■ Instructions to follow ■
Please output the records below in full, exactly as given, but without the images.

-- Start of Task input --

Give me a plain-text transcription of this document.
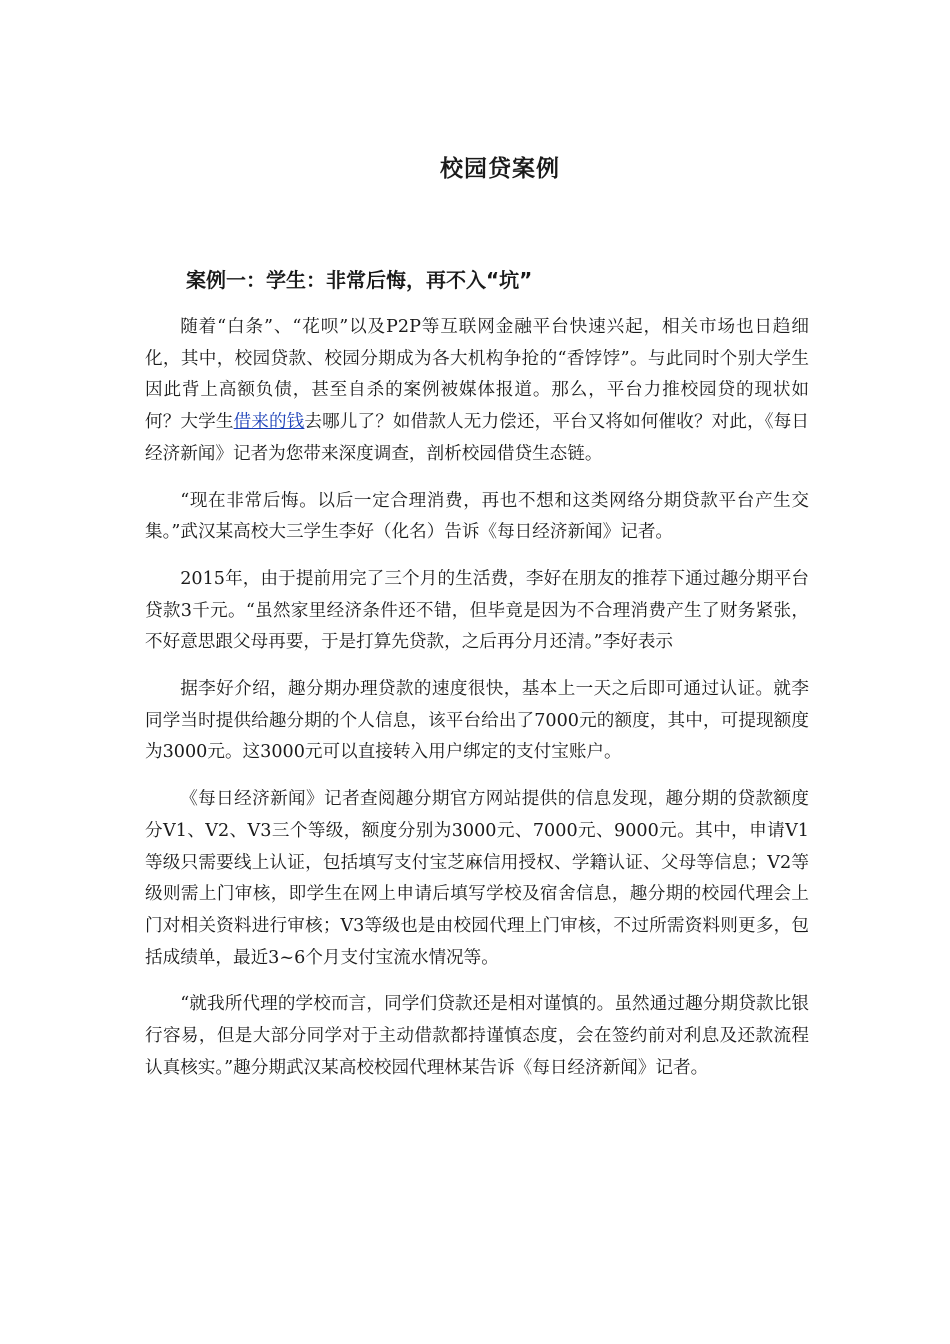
校园贷案例
案例一：学生：非常后悔，再不入“坑”

随着“白条”、“花呗”以及P2P等互联网金融平台快速兴起，相关市场也日趋细化，其中，校园贷款、校园分期成为各大机构争抢的“香饽饽”。与此同时个别大学生因此背上高额负债，甚至自杀的案例被媒体报道。那么，平台力推校园贷的现状如何？大学生借来的钱去哪儿了？如借款人无力偿还，平台又将如何催收？对此，《每日经济新闻》记者为您带来深度调查，剖析校园借贷生态链。

“现在非常后悔。以后一定合理消费，再也不想和这类网络分期贷款平台产生交集。”武汉某高校大三学生李好（化名）告诉《每日经济新闻》记者。

2015年，由于提前用完了三个月的生活费，李好在朋友的推荐下通过趣分期平台贷款3千元。“虽然家里经济条件还不错，但毕竟是因为不合理消费产生了财务紧张，不好意思跟父母再要，于是打算先贷款，之后再分月还清。”李好表示

据李好介绍，趣分期办理贷款的速度很快，基本上一天之后即可通过认证。就李同学当时提供给趣分期的个人信息，该平台给出了7000元的额度，其中，可提现额度为3000元。这3000元可以直接转入用户绑定的支付宝账户。

《每日经济新闻》记者查阅趣分期官方网站提供的信息发现，趣分期的贷款额度分V1、V2、V3三个等级，额度分别为3000元、7000元、9000元。其中，申请V1等级只需要线上认证，包括填写支付宝芝麻信用授权、学籍认证、父母等信息；V2等级则需上门审核，即学生在网上申请后填写学校及宿舍信息，趣分期的校园代理会上门对相关资料进行审核；V3等级也是由校园代理上门审核，不过所需资料则更多，包括成绩单，最近3~6个月支付宝流水情况等。

“就我所代理的学校而言，同学们贷款还是相对谨慎的。虽然通过趣分期贷款比银行容易，但是大部分同学对于主动借款都持谨慎态度，会在签约前对利息及还款流程认真核实。”趣分期武汉某高校校园代理林某告诉《每日经济新闻》记者。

-- End of Task input --

■ Solved exercise ■
Give me a plain-text transcription of this document.
校园贷案例
案例一：学生：非常后悔，再不入“坑”

随着“白条”、“花呗”以及P2P等互联网金融平台快速兴起，相关市场也日趋细化，其中，校园贷款、校园分期成为各大机构争抢的“香饽饽”。与此同时个别大学生因此背上高额负债，甚至自杀的案例被媒体报道。那么，平台力推校园贷的现状如何？大学生借来的钱去哪儿了？如借款人无力偿还，平台又将如何催收？对此，《每日经济新闻》记者为您带来深度调查，剖析校园借贷生态链。

“现在非常后悔。以后一定合理消费，再也不想和这类网络分期贷款平台产生交集。”武汉某高校大三学生李好（化名）告诉《每日经济新闻》记者。

2015年，由于提前用完了三个月的生活费，李好在朋友的推荐下通过趣分期平台贷款3千元。“虽然家里经济条件还不错，但毕竟是因为不合理消费产生了财务紧张，不好意思跟父母再要，于是打算先贷款，之后再分月还清。”李好表示

据李好介绍，趣分期办理贷款的速度很快，基本上一天之后即可通过认证。就李同学当时提供给趣分期的个人信息，该平台给出了7000元的额度，其中，可提现额度为3000元。这3000元可以直接转入用户绑定的支付宝账户。

《每日经济新闻》记者查阅趣分期官方网站提供的信息发现，趣分期的贷款额度分V1、V2、V3三个等级，额度分别为3000元、7000元、9000元。其中，申请V1等级只需要线上认证，包括填写支付宝芝麻信用授权、学籍认证、父母等信息；V2等级则需上门审核，即学生在网上申请后填写学校及宿舍信息，趣分期的校园代理会上门对相关资料进行审核；V3等级也是由校园代理上门审核，不过所需资料则更多，包括成绩单，最近3~6个月支付宝流水情况等。

“就我所代理的学校而言，同学们贷款还是相对谨慎的。虽然通过趣分期贷款比银行容易，但是大部分同学对于主动借款都持谨慎态度，会在签约前对利息及还款流程认真核实。”趣分期武汉某高校校园代理林某告诉《每日经济新闻》记者。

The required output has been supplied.